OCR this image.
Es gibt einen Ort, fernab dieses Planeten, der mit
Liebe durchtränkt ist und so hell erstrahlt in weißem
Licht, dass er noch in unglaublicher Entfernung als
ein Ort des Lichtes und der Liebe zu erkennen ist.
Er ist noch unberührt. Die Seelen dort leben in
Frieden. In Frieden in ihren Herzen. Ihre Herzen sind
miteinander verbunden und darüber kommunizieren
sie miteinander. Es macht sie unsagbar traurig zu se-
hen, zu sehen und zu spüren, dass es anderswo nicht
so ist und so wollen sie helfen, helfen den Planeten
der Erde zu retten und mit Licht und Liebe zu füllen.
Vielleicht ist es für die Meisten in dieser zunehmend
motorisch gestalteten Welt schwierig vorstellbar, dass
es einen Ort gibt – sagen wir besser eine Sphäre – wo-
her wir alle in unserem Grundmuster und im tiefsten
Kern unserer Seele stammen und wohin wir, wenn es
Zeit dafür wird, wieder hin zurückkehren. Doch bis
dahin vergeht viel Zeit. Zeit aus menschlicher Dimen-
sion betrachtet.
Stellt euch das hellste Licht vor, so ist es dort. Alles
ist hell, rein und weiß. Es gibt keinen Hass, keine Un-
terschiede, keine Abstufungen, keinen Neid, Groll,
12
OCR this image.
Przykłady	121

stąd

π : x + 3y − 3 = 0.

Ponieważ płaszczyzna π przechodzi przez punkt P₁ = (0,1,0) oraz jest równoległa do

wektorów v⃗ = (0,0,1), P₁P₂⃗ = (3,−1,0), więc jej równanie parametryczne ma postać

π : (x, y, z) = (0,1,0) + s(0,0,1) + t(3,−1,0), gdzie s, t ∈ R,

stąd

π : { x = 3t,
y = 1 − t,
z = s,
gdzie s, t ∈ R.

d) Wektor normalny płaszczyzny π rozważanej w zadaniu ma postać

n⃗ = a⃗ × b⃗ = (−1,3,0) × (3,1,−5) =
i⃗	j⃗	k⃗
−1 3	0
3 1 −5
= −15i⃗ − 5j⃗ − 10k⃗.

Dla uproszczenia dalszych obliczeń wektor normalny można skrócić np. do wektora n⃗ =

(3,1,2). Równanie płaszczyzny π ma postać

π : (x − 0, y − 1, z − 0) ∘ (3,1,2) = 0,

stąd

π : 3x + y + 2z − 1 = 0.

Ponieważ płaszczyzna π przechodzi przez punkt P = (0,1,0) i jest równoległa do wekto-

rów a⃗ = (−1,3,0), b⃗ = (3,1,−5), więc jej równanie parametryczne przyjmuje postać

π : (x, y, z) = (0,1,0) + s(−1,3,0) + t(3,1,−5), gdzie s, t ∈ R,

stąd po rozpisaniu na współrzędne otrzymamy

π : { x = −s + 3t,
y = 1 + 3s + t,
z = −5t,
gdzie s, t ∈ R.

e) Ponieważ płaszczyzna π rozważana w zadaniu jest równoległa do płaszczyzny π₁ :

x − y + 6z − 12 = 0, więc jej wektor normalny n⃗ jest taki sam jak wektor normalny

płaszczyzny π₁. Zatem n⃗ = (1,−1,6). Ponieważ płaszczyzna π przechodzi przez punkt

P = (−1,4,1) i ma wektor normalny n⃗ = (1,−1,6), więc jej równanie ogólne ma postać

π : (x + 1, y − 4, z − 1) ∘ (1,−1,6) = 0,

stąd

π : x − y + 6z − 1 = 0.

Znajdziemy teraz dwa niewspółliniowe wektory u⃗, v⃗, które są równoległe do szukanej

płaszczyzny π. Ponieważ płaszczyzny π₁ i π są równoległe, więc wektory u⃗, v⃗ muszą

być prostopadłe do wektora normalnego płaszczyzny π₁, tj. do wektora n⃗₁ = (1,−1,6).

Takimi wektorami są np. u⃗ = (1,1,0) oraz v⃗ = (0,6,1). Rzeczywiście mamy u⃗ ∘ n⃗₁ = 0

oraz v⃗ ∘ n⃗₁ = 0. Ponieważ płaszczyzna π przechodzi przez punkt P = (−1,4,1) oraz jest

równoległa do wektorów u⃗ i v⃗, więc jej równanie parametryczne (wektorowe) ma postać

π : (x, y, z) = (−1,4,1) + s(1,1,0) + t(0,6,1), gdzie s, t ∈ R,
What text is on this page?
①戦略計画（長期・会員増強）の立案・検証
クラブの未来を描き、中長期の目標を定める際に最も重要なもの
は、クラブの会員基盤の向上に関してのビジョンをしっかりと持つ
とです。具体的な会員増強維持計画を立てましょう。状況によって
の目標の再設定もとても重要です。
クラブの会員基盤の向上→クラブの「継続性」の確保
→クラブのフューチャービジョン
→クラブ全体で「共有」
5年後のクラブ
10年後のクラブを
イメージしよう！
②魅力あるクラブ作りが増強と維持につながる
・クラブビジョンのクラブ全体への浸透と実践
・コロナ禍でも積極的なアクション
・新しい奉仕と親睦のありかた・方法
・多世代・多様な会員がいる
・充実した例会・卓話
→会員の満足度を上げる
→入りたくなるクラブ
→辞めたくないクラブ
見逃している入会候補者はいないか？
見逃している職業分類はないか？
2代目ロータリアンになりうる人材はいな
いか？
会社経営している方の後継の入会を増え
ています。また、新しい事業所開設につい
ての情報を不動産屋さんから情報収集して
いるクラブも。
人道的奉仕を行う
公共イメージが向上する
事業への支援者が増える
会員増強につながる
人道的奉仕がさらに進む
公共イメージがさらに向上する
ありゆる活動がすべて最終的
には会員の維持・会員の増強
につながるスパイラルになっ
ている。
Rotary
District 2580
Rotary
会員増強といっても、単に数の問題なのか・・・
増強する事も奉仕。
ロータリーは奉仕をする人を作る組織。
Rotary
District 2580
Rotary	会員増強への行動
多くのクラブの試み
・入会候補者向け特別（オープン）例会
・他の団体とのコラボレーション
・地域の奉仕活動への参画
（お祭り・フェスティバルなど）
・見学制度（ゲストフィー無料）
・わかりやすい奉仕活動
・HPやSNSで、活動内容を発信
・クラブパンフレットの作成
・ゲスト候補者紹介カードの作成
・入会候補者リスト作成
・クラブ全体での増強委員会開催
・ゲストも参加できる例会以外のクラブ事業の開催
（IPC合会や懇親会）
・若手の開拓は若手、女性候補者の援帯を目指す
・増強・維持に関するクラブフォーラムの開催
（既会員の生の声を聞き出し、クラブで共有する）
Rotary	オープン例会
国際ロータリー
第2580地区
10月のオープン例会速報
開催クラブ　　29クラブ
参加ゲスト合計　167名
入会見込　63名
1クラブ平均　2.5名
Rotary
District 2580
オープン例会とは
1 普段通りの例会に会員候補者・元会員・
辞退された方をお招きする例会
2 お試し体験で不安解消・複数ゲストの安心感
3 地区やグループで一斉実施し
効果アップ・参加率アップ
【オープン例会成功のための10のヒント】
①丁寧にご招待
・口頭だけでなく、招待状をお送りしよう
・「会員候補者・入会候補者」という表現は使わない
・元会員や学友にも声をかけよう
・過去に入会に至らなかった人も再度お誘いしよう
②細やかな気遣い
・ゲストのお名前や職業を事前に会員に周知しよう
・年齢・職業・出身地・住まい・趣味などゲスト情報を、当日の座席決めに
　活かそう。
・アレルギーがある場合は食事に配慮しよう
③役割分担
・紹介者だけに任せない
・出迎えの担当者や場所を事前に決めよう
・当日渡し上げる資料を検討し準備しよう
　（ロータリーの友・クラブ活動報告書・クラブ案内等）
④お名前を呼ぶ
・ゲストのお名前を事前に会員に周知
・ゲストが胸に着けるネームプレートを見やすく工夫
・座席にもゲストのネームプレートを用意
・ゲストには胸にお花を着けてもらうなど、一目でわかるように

■ **What is expected**: Collect each line of the entries that has the word "Zeit", copying it in full.

■ **Right answer**:
Zeit dafür wird, wieder hin zurückkehren. Doch bis
dahin vergeht viel Zeit. Zeit aus menschlicher Dimen-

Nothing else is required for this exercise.